>> BEGIN Data listing

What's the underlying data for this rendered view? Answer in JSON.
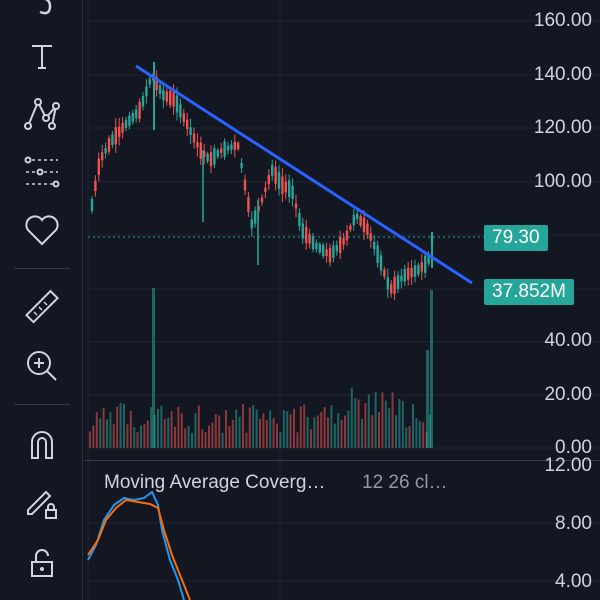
{
  "toolbar": {
    "items": [
      {
        "name": "brush-icon"
      },
      {
        "name": "text-icon"
      },
      {
        "name": "pattern-icon"
      },
      {
        "name": "prediction-icon"
      },
      {
        "name": "heart-icon"
      },
      {
        "name": "ruler-icon"
      },
      {
        "name": "zoom-in-icon"
      },
      {
        "name": "magnet-icon"
      },
      {
        "name": "pencil-lock-icon"
      },
      {
        "name": "unlock-icon"
      }
    ]
  },
  "price_axis": {
    "labels": [
      "160.00",
      "140.00",
      "120.00",
      "100.00",
      "40.00",
      "20.00",
      "0.00"
    ]
  },
  "macd_axis": {
    "labels": [
      "12.00",
      "8.00",
      "4.00"
    ]
  },
  "badges": {
    "last_price": "79.30",
    "volume": "37.852M"
  },
  "study": {
    "title": "Moving Average Coverg…",
    "params": "12 26 cl…"
  },
  "colors": {
    "background": "#131722",
    "up": "#26a69a",
    "down": "#ef5350",
    "trendline": "#2962ff",
    "macd_line": "#2196f3",
    "signal_line": "#ff6d00"
  },
  "chart_data": {
    "type": "candlestick",
    "price_range": [
      60,
      160
    ],
    "trendline": {
      "from_price": 140,
      "to_price": 68
    }
  }
}
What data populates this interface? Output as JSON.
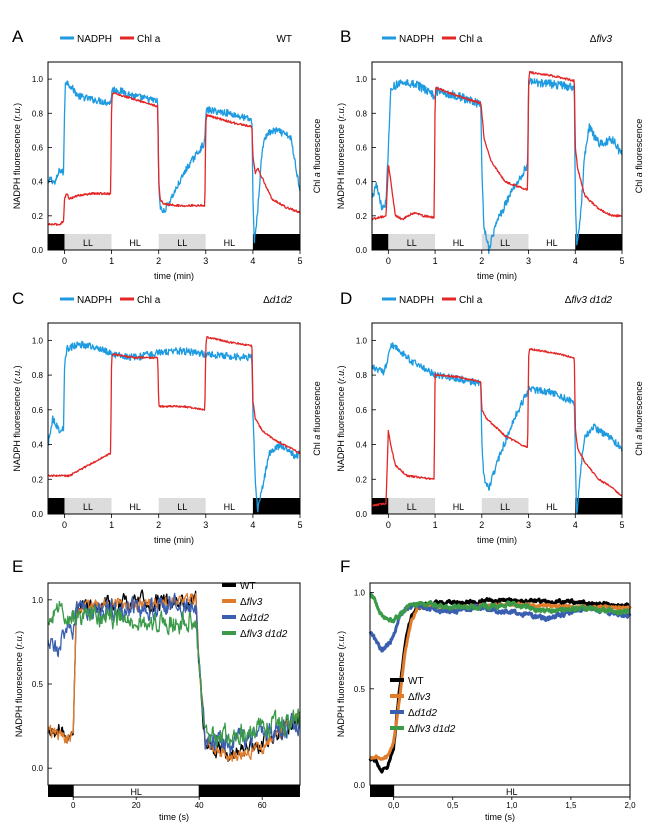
{
  "chart_data": [
    {
      "panel": "A",
      "type": "line",
      "strain_label": "WT",
      "legend": [
        "NADPH",
        "Chl a"
      ],
      "xlabel": "time (min)",
      "ylabel": "NADPH fluorescence (r.u.)",
      "ylabel_right": "Chl a fluorescence",
      "xlim": [
        -0.35,
        5.0
      ],
      "ylim": [
        0.0,
        1.1
      ],
      "xticks": [
        0,
        1,
        2,
        3,
        4,
        5
      ],
      "yticks": [
        0.0,
        0.2,
        0.4,
        0.6,
        0.8,
        1.0
      ],
      "bar_labels": [
        "LL",
        "HL",
        "LL",
        "HL"
      ],
      "series": [
        {
          "name": "NADPH",
          "color": "#1e9be0",
          "noise": 0.02,
          "x": [
            -0.35,
            -0.3,
            -0.2,
            -0.1,
            -0.02,
            0,
            0.02,
            0.1,
            0.3,
            0.6,
            0.8,
            0.98,
            1,
            1.02,
            1.2,
            1.5,
            1.98,
            2,
            2.03,
            2.1,
            2.3,
            2.6,
            2.98,
            3,
            3.02,
            3.5,
            3.98,
            4,
            4.03,
            4.1,
            4.2,
            4.3,
            4.5,
            4.8,
            5.0
          ],
          "y": [
            0.38,
            0.42,
            0.39,
            0.47,
            0.45,
            0.8,
            0.99,
            0.97,
            0.9,
            0.88,
            0.87,
            0.86,
            0.92,
            0.94,
            0.93,
            0.9,
            0.87,
            0.4,
            0.25,
            0.22,
            0.32,
            0.48,
            0.63,
            0.8,
            0.82,
            0.8,
            0.76,
            0.3,
            0.05,
            0.22,
            0.6,
            0.68,
            0.7,
            0.66,
            0.35
          ]
        },
        {
          "name": "Chl a",
          "color": "#e32626",
          "noise": 0.006,
          "x": [
            -0.35,
            -0.1,
            -0.02,
            0,
            0.05,
            0.1,
            0.3,
            0.6,
            0.98,
            1,
            1.02,
            1.5,
            1.98,
            2,
            2.03,
            2.1,
            2.4,
            2.98,
            3,
            3.02,
            3.5,
            3.98,
            4,
            4.05,
            4.1,
            4.2,
            4.4,
            4.7,
            5.0
          ],
          "y": [
            0.15,
            0.15,
            0.17,
            0.3,
            0.33,
            0.3,
            0.32,
            0.33,
            0.33,
            0.85,
            0.92,
            0.88,
            0.84,
            0.4,
            0.3,
            0.27,
            0.26,
            0.26,
            0.75,
            0.79,
            0.75,
            0.72,
            0.55,
            0.45,
            0.48,
            0.42,
            0.3,
            0.25,
            0.22
          ]
        }
      ]
    },
    {
      "panel": "B",
      "type": "line",
      "strain_label": "Δflv3",
      "legend": [
        "NADPH",
        "Chl a"
      ],
      "xlabel": "time (min)",
      "ylabel": "NADPH fluorescence (r.u.)",
      "ylabel_right": "Chl a fluorescence",
      "xlim": [
        -0.35,
        5.0
      ],
      "ylim": [
        0.0,
        1.1
      ],
      "xticks": [
        0,
        1,
        2,
        3,
        4,
        5
      ],
      "yticks": [
        0.0,
        0.2,
        0.4,
        0.6,
        0.8,
        1.0
      ],
      "bar_labels": [
        "LL",
        "HL",
        "LL",
        "HL"
      ],
      "series": [
        {
          "name": "NADPH",
          "color": "#1e9be0",
          "noise": 0.025,
          "x": [
            -0.35,
            -0.25,
            -0.15,
            -0.05,
            0,
            0.05,
            0.3,
            0.6,
            0.98,
            1,
            1.02,
            1.5,
            1.98,
            2,
            2.05,
            2.15,
            2.3,
            2.6,
            2.98,
            3,
            3.02,
            3.5,
            3.98,
            4,
            4.03,
            4.1,
            4.2,
            4.3,
            4.5,
            4.8,
            5.0
          ],
          "y": [
            0.3,
            0.38,
            0.25,
            0.28,
            0.6,
            0.95,
            0.98,
            0.97,
            0.9,
            0.88,
            0.93,
            0.9,
            0.85,
            0.45,
            0.12,
            0.0,
            0.15,
            0.32,
            0.5,
            0.95,
            0.98,
            0.97,
            0.95,
            0.3,
            0.04,
            0.15,
            0.55,
            0.72,
            0.62,
            0.65,
            0.55
          ]
        },
        {
          "name": "Chl a",
          "color": "#e32626",
          "noise": 0.006,
          "x": [
            -0.35,
            -0.05,
            0,
            0.03,
            0.15,
            0.3,
            0.55,
            0.75,
            0.98,
            1,
            1.02,
            1.5,
            1.98,
            2,
            2.05,
            2.2,
            2.5,
            2.98,
            3,
            3.02,
            3.5,
            3.98,
            4,
            4.05,
            4.2,
            4.5,
            4.8,
            5.0
          ],
          "y": [
            0.18,
            0.2,
            0.5,
            0.45,
            0.2,
            0.18,
            0.22,
            0.2,
            0.19,
            0.88,
            0.95,
            0.9,
            0.86,
            0.8,
            0.65,
            0.52,
            0.4,
            0.35,
            0.98,
            1.04,
            1.02,
            0.99,
            0.6,
            0.48,
            0.32,
            0.24,
            0.2,
            0.2
          ]
        }
      ]
    },
    {
      "panel": "C",
      "type": "line",
      "strain_label": "Δd1d2",
      "legend": [
        "NADPH",
        "Chl a"
      ],
      "xlabel": "time (min)",
      "ylabel": "NADPH fluorescence (r.u.)",
      "ylabel_right": "Chl a fluorescence",
      "xlim": [
        -0.35,
        5.0
      ],
      "ylim": [
        0.0,
        1.1
      ],
      "xticks": [
        0,
        1,
        2,
        3,
        4,
        5
      ],
      "yticks": [
        0.0,
        0.2,
        0.4,
        0.6,
        0.8,
        1.0
      ],
      "bar_labels": [
        "LL",
        "HL",
        "LL",
        "HL"
      ],
      "series": [
        {
          "name": "NADPH",
          "color": "#1e9be0",
          "noise": 0.02,
          "x": [
            -0.35,
            -0.25,
            -0.1,
            -0.02,
            0,
            0.05,
            0.3,
            0.8,
            1,
            1.5,
            2,
            2.5,
            3,
            3.5,
            3.98,
            4,
            4.05,
            4.1,
            4.2,
            4.35,
            4.6,
            4.9,
            5.0
          ],
          "y": [
            0.4,
            0.55,
            0.48,
            0.5,
            0.85,
            0.95,
            0.98,
            0.95,
            0.92,
            0.9,
            0.93,
            0.94,
            0.92,
            0.91,
            0.9,
            0.6,
            0.2,
            0.02,
            0.15,
            0.35,
            0.4,
            0.33,
            0.35
          ]
        },
        {
          "name": "Chl a",
          "color": "#e32626",
          "noise": 0.005,
          "x": [
            -0.35,
            -0.05,
            0.1,
            0.5,
            0.98,
            1,
            1.02,
            1.5,
            1.98,
            2,
            2.02,
            2.5,
            2.98,
            3,
            3.02,
            3.5,
            3.98,
            4,
            4.05,
            4.2,
            4.5,
            4.8,
            5.0
          ],
          "y": [
            0.22,
            0.22,
            0.22,
            0.28,
            0.35,
            0.9,
            0.92,
            0.9,
            0.9,
            0.63,
            0.62,
            0.62,
            0.6,
            0.96,
            1.02,
            0.99,
            0.97,
            0.65,
            0.55,
            0.48,
            0.42,
            0.38,
            0.35
          ]
        }
      ]
    },
    {
      "panel": "D",
      "type": "line",
      "strain_label": "Δflv3 d1d2",
      "legend": [
        "NADPH",
        "Chl a"
      ],
      "xlabel": "time (min)",
      "ylabel": "NADPH fluorescence (r.u.)",
      "ylabel_right": "Chl a fluorescence",
      "xlim": [
        -0.35,
        5.0
      ],
      "ylim": [
        0.0,
        1.1
      ],
      "xticks": [
        0,
        1,
        2,
        3,
        4,
        5
      ],
      "yticks": [
        0.0,
        0.2,
        0.4,
        0.6,
        0.8,
        1.0
      ],
      "bar_labels": [
        "LL",
        "HL",
        "LL",
        "HL"
      ],
      "series": [
        {
          "name": "NADPH",
          "color": "#1e9be0",
          "noise": 0.02,
          "x": [
            -0.35,
            -0.1,
            0,
            0.05,
            0.5,
            1,
            1.5,
            1.98,
            2,
            2.05,
            2.15,
            2.4,
            2.7,
            3,
            3.5,
            3.98,
            4,
            4.03,
            4.1,
            4.2,
            4.4,
            4.7,
            5.0
          ],
          "y": [
            0.85,
            0.82,
            0.9,
            0.98,
            0.88,
            0.8,
            0.78,
            0.75,
            0.4,
            0.2,
            0.15,
            0.35,
            0.55,
            0.72,
            0.7,
            0.64,
            0.35,
            0.0,
            0.2,
            0.45,
            0.5,
            0.45,
            0.38
          ]
        },
        {
          "name": "Chl a",
          "color": "#e32626",
          "noise": 0.005,
          "x": [
            -0.35,
            -0.05,
            0,
            0.05,
            0.15,
            0.4,
            0.98,
            1,
            1.02,
            1.5,
            1.98,
            2,
            2.1,
            2.5,
            2.98,
            3,
            3.02,
            3.5,
            3.98,
            4,
            4.05,
            4.2,
            4.5,
            4.8,
            5.0
          ],
          "y": [
            0.05,
            0.06,
            0.48,
            0.4,
            0.28,
            0.22,
            0.2,
            0.82,
            0.8,
            0.79,
            0.76,
            0.6,
            0.55,
            0.45,
            0.38,
            0.9,
            0.95,
            0.93,
            0.9,
            0.5,
            0.38,
            0.3,
            0.2,
            0.15,
            0.1
          ]
        }
      ]
    },
    {
      "panel": "E",
      "type": "line",
      "xlabel": "time (s)",
      "ylabel": "NADPH fluorescence (r.u.)",
      "xlim": [
        -8,
        72
      ],
      "ylim": [
        -0.1,
        1.1
      ],
      "xticks": [
        0,
        20,
        40,
        60
      ],
      "yticks": [
        0.0,
        0.5,
        1.0
      ],
      "bar_labels": [
        "HL"
      ],
      "legend": [
        "WT",
        "Δflv3",
        "Δd1d2",
        "Δflv3 d1d2"
      ],
      "series": [
        {
          "name": "WT",
          "color": "#000000",
          "noise": 0.04,
          "x": [
            -8,
            -2,
            0,
            1,
            5,
            20,
            30,
            39,
            40,
            42,
            50,
            60,
            72
          ],
          "y": [
            0.22,
            0.2,
            0.25,
            0.95,
            0.97,
            0.98,
            0.98,
            1.0,
            0.6,
            0.12,
            0.08,
            0.15,
            0.3
          ]
        },
        {
          "name": "Δflv3",
          "color": "#e07b2a",
          "noise": 0.03,
          "x": [
            -8,
            -2,
            0,
            1,
            5,
            20,
            30,
            39,
            40,
            42,
            50,
            60,
            72
          ],
          "y": [
            0.22,
            0.18,
            0.2,
            0.95,
            0.96,
            0.98,
            0.99,
            1.0,
            0.6,
            0.15,
            0.05,
            0.12,
            0.32
          ]
        },
        {
          "name": "Δd1d2",
          "color": "#3a5fb0",
          "noise": 0.05,
          "x": [
            -8,
            -5,
            -2,
            0,
            1,
            5,
            20,
            30,
            39,
            40,
            42,
            50,
            60,
            72
          ],
          "y": [
            0.78,
            0.68,
            0.85,
            0.8,
            0.95,
            0.93,
            0.95,
            0.96,
            0.96,
            0.6,
            0.15,
            0.15,
            0.2,
            0.25
          ]
        },
        {
          "name": "Δflv3 d1d2",
          "color": "#3a9a48",
          "noise": 0.05,
          "x": [
            -8,
            -4,
            0,
            1,
            5,
            20,
            30,
            39,
            40,
            42,
            50,
            60,
            72
          ],
          "y": [
            0.88,
            0.95,
            0.9,
            0.92,
            0.9,
            0.88,
            0.87,
            0.88,
            0.6,
            0.18,
            0.2,
            0.25,
            0.28
          ]
        }
      ]
    },
    {
      "panel": "F",
      "type": "line",
      "xlabel": "time (s)",
      "ylabel": "NADPH fluorescence (r.u.)",
      "xlim": [
        -0.2,
        2.0
      ],
      "ylim": [
        0.0,
        1.05
      ],
      "xticks": [
        0.0,
        0.5,
        1.0,
        1.5,
        2.0
      ],
      "xtick_labels": [
        "0,0",
        "0,5",
        "1,0",
        "1,5",
        "2,0"
      ],
      "yticks": [
        0.0,
        0.5,
        1.0
      ],
      "ytick_labels": [
        "0.0",
        "0.5",
        "1.0"
      ],
      "bar_labels": [
        "HL"
      ],
      "legend": [
        "WT",
        "Δflv3",
        "Δd1d2",
        "Δflv3 d1d2"
      ],
      "series": [
        {
          "name": "WT",
          "color": "#000000",
          "noise": 0.008,
          "x": [
            -0.2,
            -0.15,
            -0.1,
            -0.05,
            0,
            0.05,
            0.1,
            0.15,
            0.2,
            0.3,
            0.5,
            1.0,
            1.5,
            2.0
          ],
          "y": [
            0.14,
            0.12,
            0.08,
            0.1,
            0.2,
            0.5,
            0.75,
            0.88,
            0.92,
            0.94,
            0.95,
            0.96,
            0.95,
            0.93
          ]
        },
        {
          "name": "Δflv3",
          "color": "#e07b2a",
          "noise": 0.006,
          "x": [
            -0.2,
            -0.15,
            -0.1,
            -0.05,
            0,
            0.05,
            0.1,
            0.15,
            0.2,
            0.3,
            0.5,
            1.0,
            1.5,
            2.0
          ],
          "y": [
            0.14,
            0.15,
            0.14,
            0.15,
            0.22,
            0.45,
            0.7,
            0.85,
            0.92,
            0.93,
            0.92,
            0.94,
            0.93,
            0.92
          ]
        },
        {
          "name": "Δd1d2",
          "color": "#3a5fb0",
          "noise": 0.01,
          "x": [
            -0.2,
            -0.15,
            -0.1,
            -0.05,
            0,
            0.05,
            0.1,
            0.2,
            0.4,
            0.7,
            1.0,
            1.3,
            1.6,
            2.0
          ],
          "y": [
            0.8,
            0.75,
            0.7,
            0.72,
            0.78,
            0.88,
            0.92,
            0.93,
            0.9,
            0.92,
            0.9,
            0.86,
            0.92,
            0.88
          ]
        },
        {
          "name": "Δflv3 d1d2",
          "color": "#3a9a48",
          "noise": 0.01,
          "x": [
            -0.2,
            -0.15,
            -0.1,
            -0.05,
            0,
            0.05,
            0.1,
            0.2,
            0.4,
            0.7,
            1.0,
            1.3,
            1.6,
            2.0
          ],
          "y": [
            1.0,
            0.95,
            0.88,
            0.85,
            0.86,
            0.88,
            0.92,
            0.94,
            0.93,
            0.92,
            0.94,
            0.9,
            0.92,
            0.9
          ]
        }
      ]
    }
  ]
}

>> END Data listing

▶ **Exercise aim**
Return every line above that contains the word "panel".

▶ **Task solution**
      "panel": "A",
      "panel": "B",
      "panel": "C",
      "panel": "D",
      "panel": "E",
      "panel": "F",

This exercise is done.